● **THE TASK**
Copy, from the entries below, each line where the word "klassen" can be found.

● **DATA SUPPLIED**

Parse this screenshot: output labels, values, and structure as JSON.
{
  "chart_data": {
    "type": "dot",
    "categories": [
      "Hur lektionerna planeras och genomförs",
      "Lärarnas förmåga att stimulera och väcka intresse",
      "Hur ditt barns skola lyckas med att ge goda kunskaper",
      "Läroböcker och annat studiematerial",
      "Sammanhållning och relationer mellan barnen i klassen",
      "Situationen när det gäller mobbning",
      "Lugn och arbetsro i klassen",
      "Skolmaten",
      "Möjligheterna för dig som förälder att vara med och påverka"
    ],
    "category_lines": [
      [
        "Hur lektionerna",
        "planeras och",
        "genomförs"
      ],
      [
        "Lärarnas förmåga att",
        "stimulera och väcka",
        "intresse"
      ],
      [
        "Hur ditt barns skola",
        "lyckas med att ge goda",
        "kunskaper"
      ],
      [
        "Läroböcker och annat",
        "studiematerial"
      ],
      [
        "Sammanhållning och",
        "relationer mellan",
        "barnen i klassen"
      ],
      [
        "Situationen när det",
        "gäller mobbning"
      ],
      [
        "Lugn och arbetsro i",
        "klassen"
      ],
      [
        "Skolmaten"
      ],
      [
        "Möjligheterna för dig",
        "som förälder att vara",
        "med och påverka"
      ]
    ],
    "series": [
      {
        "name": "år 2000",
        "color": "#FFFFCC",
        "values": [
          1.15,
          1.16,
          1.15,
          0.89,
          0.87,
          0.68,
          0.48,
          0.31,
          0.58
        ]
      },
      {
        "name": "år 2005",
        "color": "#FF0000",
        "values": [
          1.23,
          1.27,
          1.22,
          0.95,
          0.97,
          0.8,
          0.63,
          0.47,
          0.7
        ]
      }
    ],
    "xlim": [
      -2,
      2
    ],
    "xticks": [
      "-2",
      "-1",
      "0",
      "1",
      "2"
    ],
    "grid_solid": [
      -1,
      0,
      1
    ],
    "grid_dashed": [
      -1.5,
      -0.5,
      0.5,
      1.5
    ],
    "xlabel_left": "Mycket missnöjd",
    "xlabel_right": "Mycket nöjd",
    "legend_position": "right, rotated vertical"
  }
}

● **RESPONSE BOX**
      "Sammanhållning och relationer mellan barnen i klassen",
      "Lugn och arbetsro i klassen",
        "barnen i klassen"
        "klassen"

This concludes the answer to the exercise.